───── SUPPLIED DATA
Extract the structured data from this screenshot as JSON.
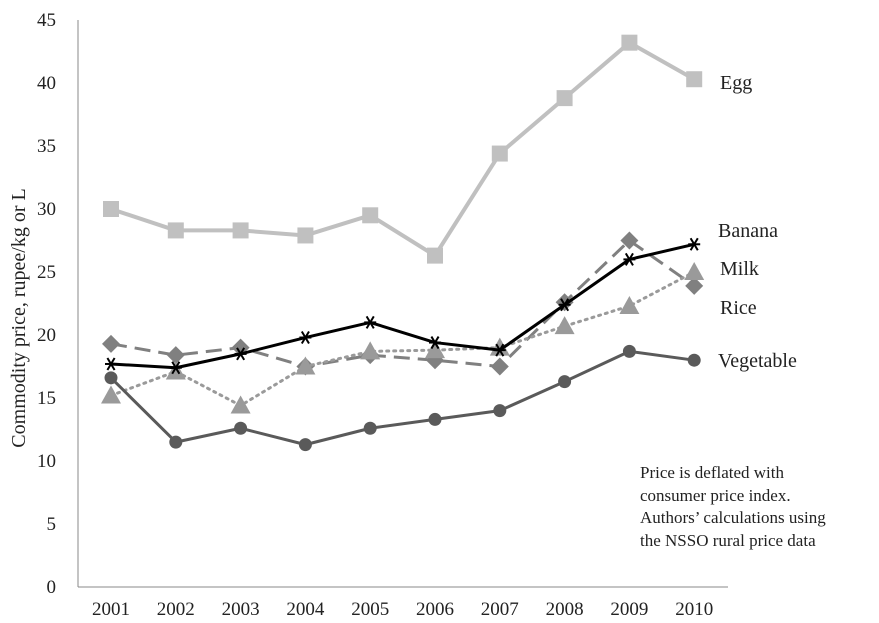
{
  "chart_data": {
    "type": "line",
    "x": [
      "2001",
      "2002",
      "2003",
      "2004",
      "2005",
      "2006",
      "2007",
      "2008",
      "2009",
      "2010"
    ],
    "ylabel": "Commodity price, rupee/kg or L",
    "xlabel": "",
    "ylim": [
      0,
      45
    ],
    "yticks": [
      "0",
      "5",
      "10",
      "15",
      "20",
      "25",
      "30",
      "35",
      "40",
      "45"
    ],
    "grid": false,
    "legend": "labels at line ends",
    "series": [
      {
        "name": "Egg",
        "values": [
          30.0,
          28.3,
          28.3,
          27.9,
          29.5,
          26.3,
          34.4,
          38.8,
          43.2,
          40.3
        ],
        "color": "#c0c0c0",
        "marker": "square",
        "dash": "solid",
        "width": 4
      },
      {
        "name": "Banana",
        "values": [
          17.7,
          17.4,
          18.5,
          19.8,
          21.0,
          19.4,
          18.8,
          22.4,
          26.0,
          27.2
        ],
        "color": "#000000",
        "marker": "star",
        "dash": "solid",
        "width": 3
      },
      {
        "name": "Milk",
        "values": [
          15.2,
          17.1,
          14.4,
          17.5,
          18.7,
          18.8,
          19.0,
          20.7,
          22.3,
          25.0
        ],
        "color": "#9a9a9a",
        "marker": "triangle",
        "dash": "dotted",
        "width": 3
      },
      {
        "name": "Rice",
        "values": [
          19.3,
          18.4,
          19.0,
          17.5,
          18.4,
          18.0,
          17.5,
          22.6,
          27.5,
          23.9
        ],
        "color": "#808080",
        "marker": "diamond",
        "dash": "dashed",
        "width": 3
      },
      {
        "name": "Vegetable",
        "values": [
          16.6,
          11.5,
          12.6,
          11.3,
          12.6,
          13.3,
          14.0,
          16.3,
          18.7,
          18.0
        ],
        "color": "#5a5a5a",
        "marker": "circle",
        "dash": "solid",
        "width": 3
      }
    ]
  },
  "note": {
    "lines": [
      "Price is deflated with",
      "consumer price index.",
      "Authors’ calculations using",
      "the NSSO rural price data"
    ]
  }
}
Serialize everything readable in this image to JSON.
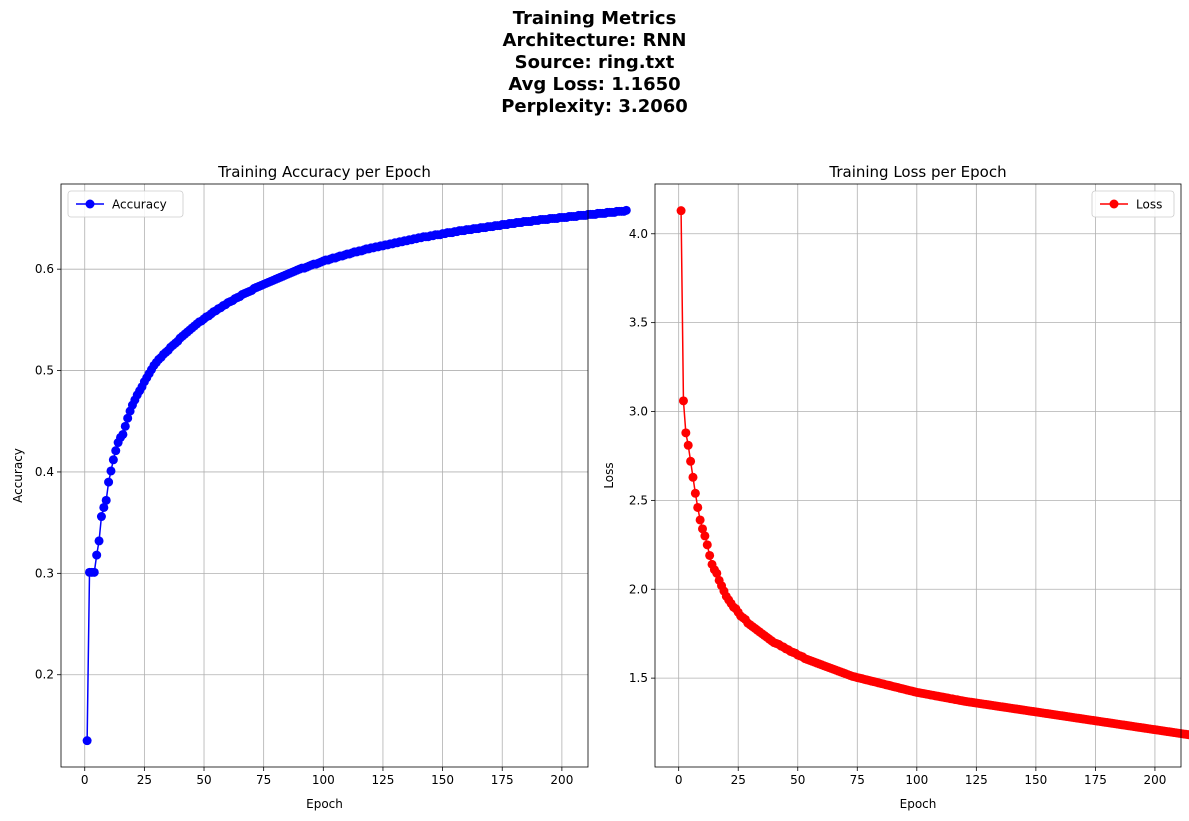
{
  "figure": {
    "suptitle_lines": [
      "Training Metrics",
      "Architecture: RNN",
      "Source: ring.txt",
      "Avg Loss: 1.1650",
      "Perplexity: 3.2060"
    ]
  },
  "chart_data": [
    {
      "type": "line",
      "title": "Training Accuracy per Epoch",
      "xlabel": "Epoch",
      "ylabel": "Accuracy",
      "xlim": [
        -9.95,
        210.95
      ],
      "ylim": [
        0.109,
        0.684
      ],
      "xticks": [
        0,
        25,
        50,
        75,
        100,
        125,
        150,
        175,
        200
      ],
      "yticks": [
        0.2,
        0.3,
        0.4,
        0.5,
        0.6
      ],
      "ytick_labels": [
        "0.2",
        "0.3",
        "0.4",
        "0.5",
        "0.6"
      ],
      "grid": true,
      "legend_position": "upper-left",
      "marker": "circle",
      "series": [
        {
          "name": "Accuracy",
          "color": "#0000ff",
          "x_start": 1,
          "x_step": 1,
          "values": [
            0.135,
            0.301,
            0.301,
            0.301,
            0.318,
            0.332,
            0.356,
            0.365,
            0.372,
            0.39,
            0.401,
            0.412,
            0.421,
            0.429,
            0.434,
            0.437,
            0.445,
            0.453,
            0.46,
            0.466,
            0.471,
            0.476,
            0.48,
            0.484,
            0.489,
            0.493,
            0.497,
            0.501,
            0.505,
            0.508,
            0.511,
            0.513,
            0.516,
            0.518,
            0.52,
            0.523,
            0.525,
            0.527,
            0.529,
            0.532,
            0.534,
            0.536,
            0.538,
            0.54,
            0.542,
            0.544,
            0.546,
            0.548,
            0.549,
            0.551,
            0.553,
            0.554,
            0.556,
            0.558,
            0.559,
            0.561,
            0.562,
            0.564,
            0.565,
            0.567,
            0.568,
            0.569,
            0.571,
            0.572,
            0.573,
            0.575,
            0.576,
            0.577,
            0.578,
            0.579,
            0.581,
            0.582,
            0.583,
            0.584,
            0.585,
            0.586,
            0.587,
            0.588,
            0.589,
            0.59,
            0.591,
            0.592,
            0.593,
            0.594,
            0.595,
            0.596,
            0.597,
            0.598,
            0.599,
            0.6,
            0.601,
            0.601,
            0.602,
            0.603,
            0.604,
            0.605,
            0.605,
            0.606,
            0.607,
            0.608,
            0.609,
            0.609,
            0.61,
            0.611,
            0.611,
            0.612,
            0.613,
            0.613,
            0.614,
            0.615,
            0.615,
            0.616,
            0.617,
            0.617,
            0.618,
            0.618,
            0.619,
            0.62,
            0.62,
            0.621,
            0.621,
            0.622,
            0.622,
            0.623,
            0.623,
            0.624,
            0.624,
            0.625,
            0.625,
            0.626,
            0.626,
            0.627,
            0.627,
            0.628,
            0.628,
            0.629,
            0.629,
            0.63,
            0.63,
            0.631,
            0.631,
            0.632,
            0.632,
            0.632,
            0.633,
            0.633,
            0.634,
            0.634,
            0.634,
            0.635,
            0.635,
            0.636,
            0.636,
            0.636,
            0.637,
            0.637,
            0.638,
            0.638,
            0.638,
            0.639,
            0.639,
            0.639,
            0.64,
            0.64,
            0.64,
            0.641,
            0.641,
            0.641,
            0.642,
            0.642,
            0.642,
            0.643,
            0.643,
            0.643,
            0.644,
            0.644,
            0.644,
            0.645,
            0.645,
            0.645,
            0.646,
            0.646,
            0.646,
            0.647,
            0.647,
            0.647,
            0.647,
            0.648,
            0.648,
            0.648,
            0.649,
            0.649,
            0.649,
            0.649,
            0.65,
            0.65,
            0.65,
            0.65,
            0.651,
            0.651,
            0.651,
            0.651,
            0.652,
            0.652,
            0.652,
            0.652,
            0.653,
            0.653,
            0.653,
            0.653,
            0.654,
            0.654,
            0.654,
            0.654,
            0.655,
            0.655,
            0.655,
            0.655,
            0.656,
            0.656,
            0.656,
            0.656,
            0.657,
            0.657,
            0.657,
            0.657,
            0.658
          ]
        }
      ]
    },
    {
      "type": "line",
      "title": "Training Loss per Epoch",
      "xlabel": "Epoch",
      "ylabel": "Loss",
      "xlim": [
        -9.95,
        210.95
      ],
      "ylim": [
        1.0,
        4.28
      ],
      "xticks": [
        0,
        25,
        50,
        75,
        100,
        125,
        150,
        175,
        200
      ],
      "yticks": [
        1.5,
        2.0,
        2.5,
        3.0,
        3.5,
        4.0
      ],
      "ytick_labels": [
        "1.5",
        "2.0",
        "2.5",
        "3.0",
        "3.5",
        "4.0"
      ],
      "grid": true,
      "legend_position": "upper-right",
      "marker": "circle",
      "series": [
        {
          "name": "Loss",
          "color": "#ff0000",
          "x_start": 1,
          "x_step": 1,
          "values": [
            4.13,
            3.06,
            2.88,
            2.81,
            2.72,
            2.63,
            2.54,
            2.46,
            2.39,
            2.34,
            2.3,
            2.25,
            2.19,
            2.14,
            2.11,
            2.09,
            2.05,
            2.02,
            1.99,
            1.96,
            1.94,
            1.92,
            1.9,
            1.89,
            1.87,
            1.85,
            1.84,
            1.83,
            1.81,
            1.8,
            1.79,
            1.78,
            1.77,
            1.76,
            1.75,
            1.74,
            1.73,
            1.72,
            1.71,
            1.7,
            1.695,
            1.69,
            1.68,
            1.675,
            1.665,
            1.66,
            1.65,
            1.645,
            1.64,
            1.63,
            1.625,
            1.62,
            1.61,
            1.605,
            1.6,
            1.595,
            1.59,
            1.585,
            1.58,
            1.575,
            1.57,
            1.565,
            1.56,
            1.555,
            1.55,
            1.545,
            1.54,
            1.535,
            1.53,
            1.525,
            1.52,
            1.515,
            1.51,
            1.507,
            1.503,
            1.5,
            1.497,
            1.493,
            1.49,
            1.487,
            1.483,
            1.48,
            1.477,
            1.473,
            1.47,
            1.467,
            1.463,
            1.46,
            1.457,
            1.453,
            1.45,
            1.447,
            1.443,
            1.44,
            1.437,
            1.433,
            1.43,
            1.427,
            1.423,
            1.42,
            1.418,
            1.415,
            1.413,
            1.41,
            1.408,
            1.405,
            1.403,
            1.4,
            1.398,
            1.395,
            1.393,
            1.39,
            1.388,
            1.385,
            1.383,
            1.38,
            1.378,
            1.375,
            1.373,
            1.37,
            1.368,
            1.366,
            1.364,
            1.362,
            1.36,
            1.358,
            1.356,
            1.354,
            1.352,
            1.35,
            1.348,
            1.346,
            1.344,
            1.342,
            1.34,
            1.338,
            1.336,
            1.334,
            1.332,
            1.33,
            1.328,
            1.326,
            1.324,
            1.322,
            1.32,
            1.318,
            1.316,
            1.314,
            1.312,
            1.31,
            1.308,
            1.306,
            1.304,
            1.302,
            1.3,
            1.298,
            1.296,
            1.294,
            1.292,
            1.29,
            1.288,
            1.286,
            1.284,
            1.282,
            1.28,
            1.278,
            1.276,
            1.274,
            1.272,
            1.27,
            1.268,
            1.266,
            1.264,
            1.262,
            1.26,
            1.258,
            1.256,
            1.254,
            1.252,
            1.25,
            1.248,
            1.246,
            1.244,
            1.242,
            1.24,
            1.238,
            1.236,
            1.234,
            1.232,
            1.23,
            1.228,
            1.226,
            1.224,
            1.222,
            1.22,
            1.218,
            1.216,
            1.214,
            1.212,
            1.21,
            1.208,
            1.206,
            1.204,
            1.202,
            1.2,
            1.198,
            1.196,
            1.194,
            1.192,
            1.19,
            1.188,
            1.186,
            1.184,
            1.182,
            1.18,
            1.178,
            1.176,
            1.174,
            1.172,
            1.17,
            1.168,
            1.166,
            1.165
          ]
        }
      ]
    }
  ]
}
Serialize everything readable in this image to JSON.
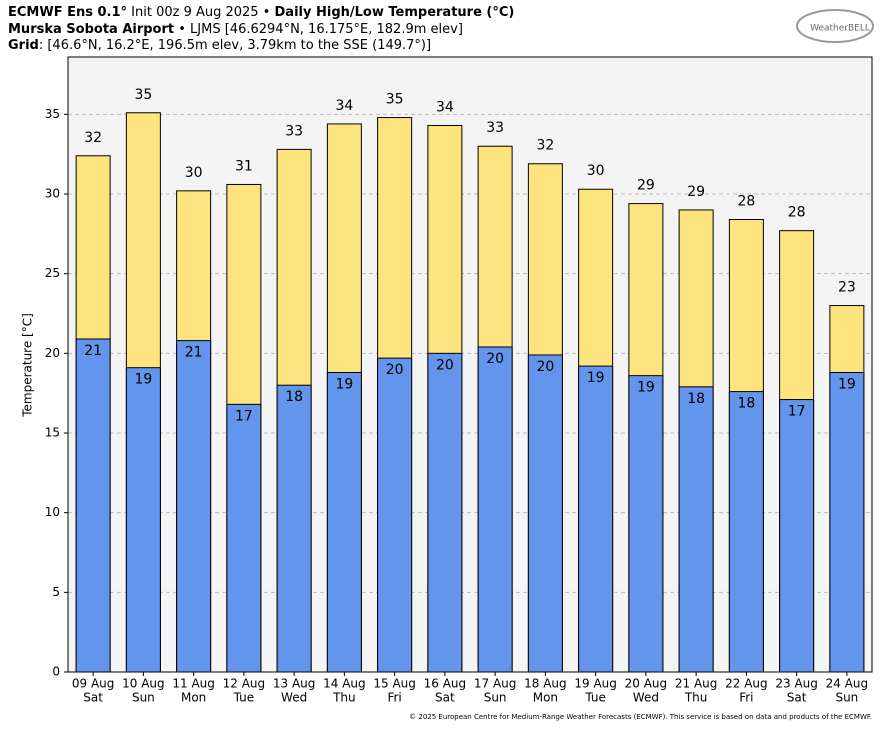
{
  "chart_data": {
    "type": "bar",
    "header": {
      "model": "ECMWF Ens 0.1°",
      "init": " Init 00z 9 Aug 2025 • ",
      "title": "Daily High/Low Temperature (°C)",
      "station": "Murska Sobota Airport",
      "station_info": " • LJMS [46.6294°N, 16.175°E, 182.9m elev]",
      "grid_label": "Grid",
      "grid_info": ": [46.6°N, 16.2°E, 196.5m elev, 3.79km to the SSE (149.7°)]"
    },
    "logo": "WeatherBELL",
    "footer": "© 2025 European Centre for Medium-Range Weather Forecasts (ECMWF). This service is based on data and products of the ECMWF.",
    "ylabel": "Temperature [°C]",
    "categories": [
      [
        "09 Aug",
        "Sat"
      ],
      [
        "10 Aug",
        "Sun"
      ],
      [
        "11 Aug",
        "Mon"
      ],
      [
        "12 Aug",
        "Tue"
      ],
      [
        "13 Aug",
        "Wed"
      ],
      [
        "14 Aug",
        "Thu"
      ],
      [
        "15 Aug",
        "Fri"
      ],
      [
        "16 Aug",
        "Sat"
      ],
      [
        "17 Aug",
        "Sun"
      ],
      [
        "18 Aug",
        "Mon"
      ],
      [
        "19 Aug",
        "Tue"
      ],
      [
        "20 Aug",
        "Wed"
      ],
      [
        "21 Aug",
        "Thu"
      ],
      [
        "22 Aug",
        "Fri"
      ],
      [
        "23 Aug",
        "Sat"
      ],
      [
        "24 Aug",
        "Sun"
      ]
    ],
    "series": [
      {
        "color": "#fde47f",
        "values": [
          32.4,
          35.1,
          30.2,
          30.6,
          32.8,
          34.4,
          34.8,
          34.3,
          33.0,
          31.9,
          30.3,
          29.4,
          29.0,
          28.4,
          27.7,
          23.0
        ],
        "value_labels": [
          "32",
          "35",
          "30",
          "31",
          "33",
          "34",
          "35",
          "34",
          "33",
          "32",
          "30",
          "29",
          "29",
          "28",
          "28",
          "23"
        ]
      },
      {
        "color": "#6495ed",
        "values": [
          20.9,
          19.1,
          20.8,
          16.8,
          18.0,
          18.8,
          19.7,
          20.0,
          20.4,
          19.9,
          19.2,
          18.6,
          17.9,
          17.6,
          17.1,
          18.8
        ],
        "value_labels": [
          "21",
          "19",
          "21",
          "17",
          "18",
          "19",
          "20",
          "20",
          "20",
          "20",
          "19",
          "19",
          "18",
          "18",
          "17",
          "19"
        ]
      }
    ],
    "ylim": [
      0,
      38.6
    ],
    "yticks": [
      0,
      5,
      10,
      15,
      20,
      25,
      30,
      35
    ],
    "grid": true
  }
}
──────────
- [SHORT PROBLEM]
Look through the records and count each line that holds "Epoch". Write only the total.

- [FULL OUTPUT]
4